Exercise directions: Whenever a line in this data holds the word "virus", report that line in full.

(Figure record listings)
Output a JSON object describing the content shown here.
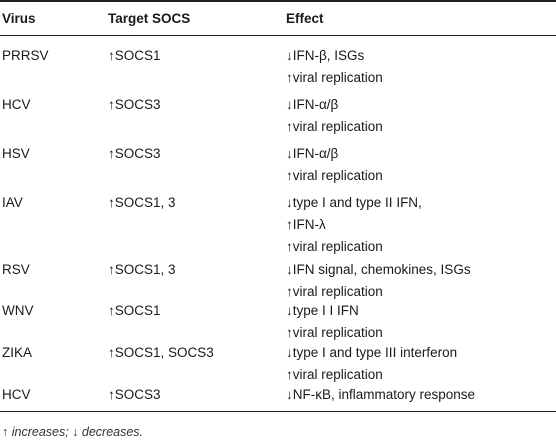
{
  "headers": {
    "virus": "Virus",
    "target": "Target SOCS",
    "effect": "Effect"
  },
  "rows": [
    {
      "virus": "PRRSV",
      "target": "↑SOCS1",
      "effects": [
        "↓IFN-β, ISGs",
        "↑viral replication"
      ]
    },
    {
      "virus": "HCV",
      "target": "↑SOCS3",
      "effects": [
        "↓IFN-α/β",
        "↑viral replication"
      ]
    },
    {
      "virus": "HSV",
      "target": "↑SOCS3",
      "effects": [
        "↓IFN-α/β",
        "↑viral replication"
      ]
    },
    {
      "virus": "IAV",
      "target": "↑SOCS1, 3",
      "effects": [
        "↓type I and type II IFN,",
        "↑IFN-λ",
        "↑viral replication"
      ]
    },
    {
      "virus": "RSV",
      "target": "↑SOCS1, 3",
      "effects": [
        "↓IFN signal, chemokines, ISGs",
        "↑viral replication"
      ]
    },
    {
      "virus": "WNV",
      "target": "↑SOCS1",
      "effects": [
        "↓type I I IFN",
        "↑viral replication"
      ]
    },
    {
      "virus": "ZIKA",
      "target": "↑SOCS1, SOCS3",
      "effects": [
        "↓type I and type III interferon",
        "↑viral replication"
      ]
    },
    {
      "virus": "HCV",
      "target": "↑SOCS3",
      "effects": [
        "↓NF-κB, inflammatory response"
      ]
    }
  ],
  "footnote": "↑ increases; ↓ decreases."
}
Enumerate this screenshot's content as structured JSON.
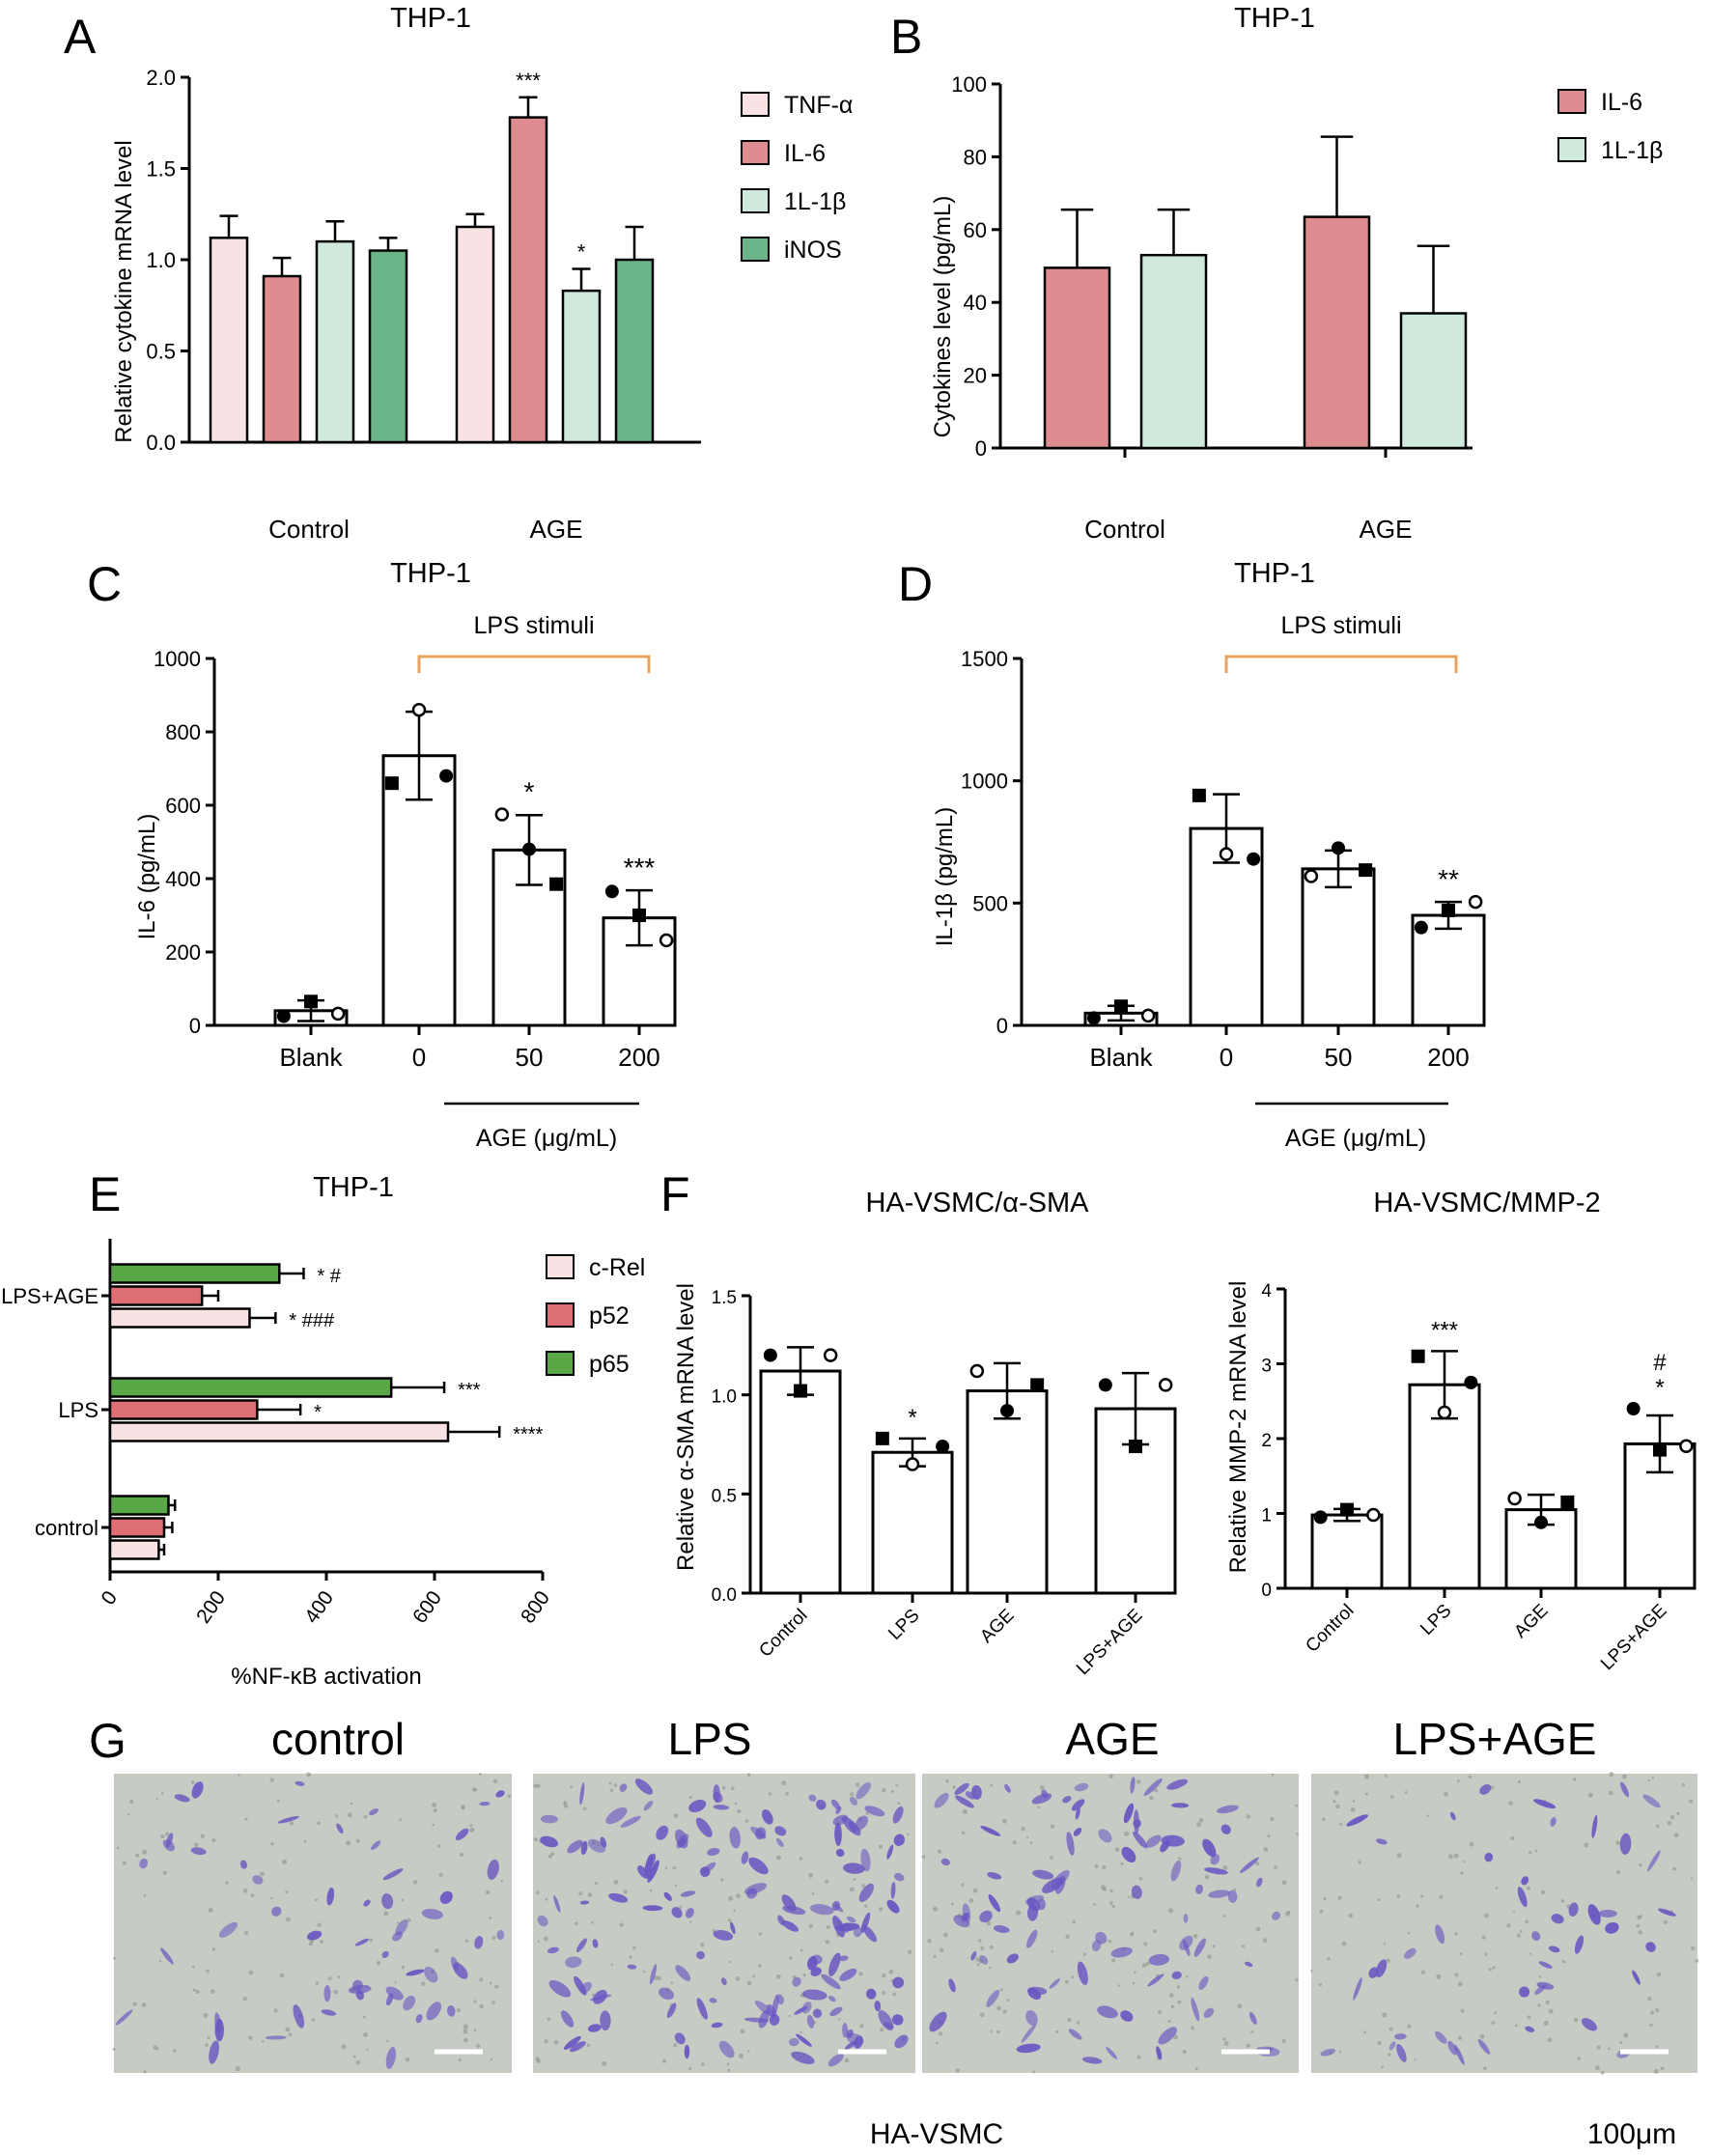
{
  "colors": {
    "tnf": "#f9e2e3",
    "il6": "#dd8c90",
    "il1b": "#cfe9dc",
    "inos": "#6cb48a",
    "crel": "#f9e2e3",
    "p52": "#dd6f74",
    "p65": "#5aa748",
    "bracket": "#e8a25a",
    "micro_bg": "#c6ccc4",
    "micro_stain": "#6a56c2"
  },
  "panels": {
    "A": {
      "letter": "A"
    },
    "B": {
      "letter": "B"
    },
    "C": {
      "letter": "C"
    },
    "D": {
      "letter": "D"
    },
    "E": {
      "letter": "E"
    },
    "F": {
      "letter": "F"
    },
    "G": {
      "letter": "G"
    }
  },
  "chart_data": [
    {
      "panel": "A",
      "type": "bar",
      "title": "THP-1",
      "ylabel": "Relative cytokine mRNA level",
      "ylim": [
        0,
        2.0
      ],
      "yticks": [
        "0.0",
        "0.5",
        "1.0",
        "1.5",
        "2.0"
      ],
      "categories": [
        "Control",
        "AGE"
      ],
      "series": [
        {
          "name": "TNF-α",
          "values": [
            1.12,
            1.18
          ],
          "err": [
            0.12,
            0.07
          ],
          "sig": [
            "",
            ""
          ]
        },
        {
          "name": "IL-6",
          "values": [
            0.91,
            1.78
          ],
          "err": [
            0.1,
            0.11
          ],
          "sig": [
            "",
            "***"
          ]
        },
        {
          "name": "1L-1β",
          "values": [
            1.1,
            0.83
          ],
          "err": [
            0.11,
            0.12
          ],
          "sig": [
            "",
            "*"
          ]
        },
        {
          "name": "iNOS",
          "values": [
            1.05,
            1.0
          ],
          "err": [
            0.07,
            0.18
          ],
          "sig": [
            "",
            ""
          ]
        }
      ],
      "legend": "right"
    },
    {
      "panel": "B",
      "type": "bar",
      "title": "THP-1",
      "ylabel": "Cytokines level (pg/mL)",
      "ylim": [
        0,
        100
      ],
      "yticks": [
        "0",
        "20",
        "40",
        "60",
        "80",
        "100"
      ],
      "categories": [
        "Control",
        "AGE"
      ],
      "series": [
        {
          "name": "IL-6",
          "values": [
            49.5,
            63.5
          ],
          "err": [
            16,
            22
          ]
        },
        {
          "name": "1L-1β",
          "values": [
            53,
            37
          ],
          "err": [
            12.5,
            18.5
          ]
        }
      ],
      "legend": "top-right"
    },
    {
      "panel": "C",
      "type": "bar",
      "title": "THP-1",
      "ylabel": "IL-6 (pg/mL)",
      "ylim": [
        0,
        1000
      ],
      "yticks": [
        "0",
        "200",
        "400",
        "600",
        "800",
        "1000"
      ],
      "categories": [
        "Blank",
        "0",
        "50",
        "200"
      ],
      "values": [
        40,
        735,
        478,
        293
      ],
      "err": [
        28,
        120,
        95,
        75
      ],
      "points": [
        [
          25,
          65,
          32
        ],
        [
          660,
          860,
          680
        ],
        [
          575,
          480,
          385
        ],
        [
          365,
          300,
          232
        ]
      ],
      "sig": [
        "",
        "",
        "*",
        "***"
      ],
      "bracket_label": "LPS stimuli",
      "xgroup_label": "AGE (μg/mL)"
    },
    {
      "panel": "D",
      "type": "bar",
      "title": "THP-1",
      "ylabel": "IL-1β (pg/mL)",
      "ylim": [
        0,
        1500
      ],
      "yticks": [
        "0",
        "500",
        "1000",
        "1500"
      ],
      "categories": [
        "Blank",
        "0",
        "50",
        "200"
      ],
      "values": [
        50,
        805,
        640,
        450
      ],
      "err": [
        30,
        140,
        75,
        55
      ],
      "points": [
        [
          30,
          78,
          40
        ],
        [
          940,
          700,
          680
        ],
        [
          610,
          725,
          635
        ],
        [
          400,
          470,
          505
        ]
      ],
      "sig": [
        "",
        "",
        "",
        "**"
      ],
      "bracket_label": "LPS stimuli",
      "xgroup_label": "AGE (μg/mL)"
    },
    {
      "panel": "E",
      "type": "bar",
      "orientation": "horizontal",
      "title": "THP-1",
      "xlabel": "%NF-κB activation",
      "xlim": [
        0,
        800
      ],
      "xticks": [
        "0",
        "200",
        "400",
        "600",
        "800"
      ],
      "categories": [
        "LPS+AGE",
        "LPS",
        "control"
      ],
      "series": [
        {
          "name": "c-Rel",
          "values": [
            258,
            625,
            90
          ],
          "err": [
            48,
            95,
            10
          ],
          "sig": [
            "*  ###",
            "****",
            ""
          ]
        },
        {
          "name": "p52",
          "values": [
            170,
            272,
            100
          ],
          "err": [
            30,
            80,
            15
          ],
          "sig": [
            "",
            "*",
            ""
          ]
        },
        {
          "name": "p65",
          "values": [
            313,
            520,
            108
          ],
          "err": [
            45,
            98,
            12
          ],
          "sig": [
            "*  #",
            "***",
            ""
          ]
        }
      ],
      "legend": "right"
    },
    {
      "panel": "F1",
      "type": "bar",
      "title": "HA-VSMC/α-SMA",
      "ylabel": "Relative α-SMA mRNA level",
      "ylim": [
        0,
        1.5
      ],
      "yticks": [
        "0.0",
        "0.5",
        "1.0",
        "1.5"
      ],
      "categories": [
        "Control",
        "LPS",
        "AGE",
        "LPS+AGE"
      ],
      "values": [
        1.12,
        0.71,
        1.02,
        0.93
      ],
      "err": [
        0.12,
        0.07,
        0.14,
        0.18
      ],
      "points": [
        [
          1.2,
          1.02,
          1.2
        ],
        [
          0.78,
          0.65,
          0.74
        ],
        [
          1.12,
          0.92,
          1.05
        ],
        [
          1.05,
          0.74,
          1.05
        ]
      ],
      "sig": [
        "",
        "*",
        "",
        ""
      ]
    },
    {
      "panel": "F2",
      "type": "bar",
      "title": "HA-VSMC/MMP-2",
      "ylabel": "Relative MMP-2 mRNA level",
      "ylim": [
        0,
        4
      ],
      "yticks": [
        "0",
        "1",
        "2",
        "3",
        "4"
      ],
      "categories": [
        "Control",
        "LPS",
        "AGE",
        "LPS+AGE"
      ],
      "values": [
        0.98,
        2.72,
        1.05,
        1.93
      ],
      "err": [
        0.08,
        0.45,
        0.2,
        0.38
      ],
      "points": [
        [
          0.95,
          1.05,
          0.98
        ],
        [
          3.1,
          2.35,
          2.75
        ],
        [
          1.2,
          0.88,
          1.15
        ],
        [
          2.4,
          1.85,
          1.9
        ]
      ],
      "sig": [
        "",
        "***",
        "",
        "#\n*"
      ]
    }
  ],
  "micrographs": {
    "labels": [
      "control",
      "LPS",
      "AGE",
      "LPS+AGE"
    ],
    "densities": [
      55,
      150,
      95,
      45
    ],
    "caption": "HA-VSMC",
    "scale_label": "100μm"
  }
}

Task solution:
    "virus": "Virus",
      "virus": "PRRSV",
      "virus": "HCV",
      "virus": "HSV",
      "virus": "IAV",
      "virus": "RSV",
      "virus": "WNV",
      "virus": "ZIKA",
      "virus": "HCV",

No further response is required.